(Data excerpts)

------------------------------

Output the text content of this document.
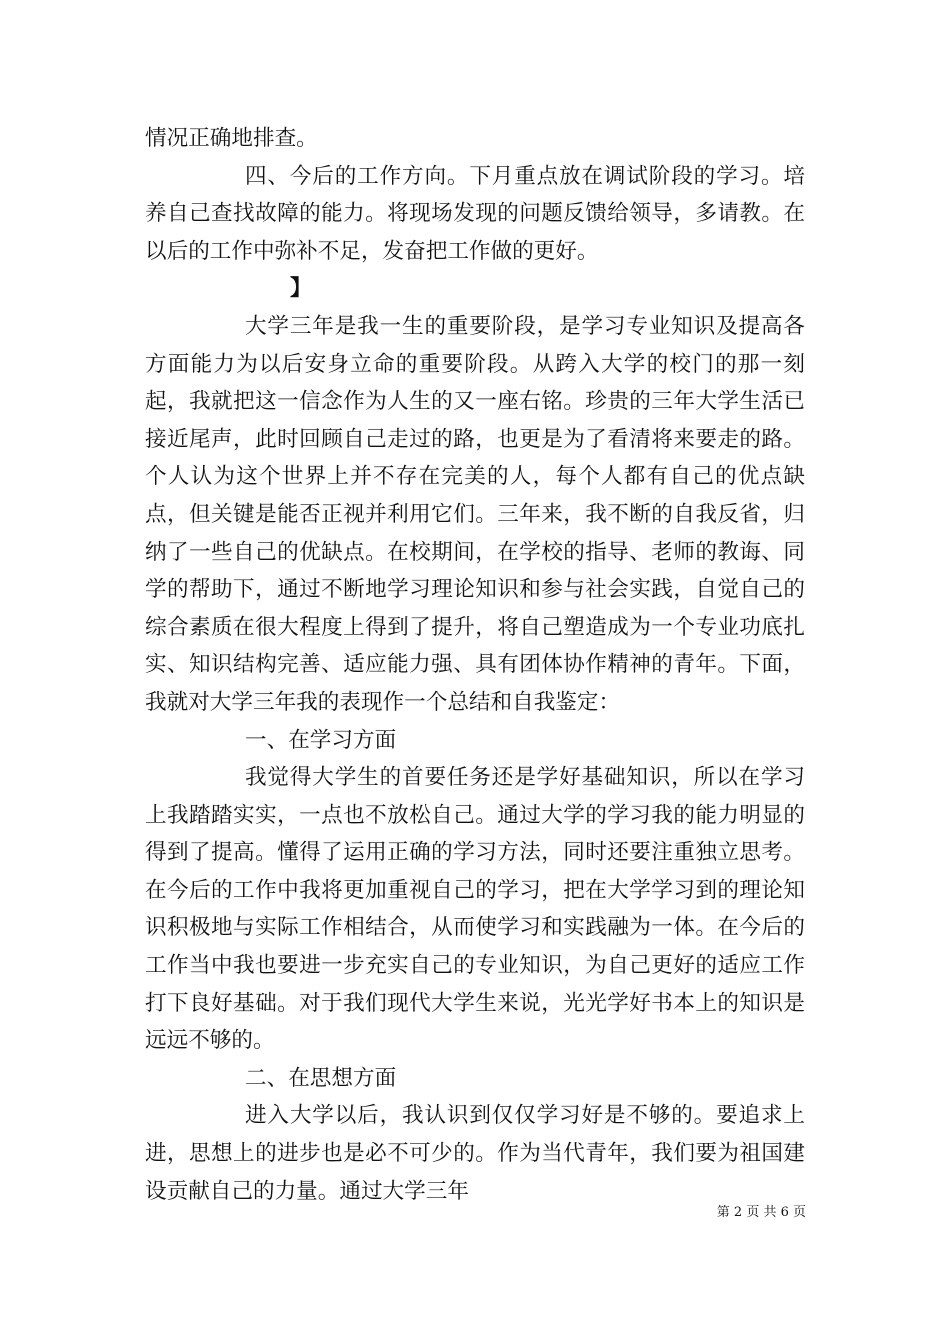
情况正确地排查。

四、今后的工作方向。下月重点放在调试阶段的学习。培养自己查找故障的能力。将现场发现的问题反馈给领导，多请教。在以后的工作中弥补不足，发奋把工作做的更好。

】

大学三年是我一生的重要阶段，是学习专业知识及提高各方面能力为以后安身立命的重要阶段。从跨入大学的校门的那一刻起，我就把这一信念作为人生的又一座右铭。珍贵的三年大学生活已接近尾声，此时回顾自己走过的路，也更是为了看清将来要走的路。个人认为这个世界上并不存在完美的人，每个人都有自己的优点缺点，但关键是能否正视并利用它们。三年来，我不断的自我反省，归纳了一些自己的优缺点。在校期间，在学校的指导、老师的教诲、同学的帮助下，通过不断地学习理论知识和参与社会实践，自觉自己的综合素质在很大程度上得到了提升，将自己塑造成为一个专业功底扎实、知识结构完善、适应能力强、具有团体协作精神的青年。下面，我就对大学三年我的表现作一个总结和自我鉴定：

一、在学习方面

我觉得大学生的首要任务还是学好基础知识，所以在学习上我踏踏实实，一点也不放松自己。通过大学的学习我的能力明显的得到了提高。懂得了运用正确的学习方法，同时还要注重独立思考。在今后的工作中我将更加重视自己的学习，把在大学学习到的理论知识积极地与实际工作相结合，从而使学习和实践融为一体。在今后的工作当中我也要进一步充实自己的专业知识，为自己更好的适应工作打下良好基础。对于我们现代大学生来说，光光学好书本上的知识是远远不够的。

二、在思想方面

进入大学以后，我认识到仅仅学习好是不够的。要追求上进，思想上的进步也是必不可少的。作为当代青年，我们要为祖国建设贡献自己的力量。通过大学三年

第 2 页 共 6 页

------------------------------

Pictures are to be left out; all else in the entries above is to be quoted exactly.

RESULT FOR THIS EXERCISE
Output the text content of this document.
情况正确地排查。

四、今后的工作方向。下月重点放在调试阶段的学习。培养自己查找故障的能力。将现场发现的问题反馈给领导，多请教。在以后的工作中弥补不足，发奋把工作做的更好。

】

大学三年是我一生的重要阶段，是学习专业知识及提高各方面能力为以后安身立命的重要阶段。从跨入大学的校门的那一刻起，我就把这一信念作为人生的又一座右铭。珍贵的三年大学生活已接近尾声，此时回顾自己走过的路，也更是为了看清将来要走的路。个人认为这个世界上并不存在完美的人，每个人都有自己的优点缺点，但关键是能否正视并利用它们。三年来，我不断的自我反省，归纳了一些自己的优缺点。在校期间，在学校的指导、老师的教诲、同学的帮助下，通过不断地学习理论知识和参与社会实践，自觉自己的综合素质在很大程度上得到了提升，将自己塑造成为一个专业功底扎实、知识结构完善、适应能力强、具有团体协作精神的青年。下面，我就对大学三年我的表现作一个总结和自我鉴定：

一、在学习方面

我觉得大学生的首要任务还是学好基础知识，所以在学习上我踏踏实实，一点也不放松自己。通过大学的学习我的能力明显的得到了提高。懂得了运用正确的学习方法，同时还要注重独立思考。在今后的工作中我将更加重视自己的学习，把在大学学习到的理论知识积极地与实际工作相结合，从而使学习和实践融为一体。在今后的工作当中我也要进一步充实自己的专业知识，为自己更好的适应工作打下良好基础。对于我们现代大学生来说，光光学好书本上的知识是远远不够的。

二、在思想方面

进入大学以后，我认识到仅仅学习好是不够的。要追求上进，思想上的进步也是必不可少的。作为当代青年，我们要为祖国建设贡献自己的力量。通过大学三年

第 2 页 共 6 页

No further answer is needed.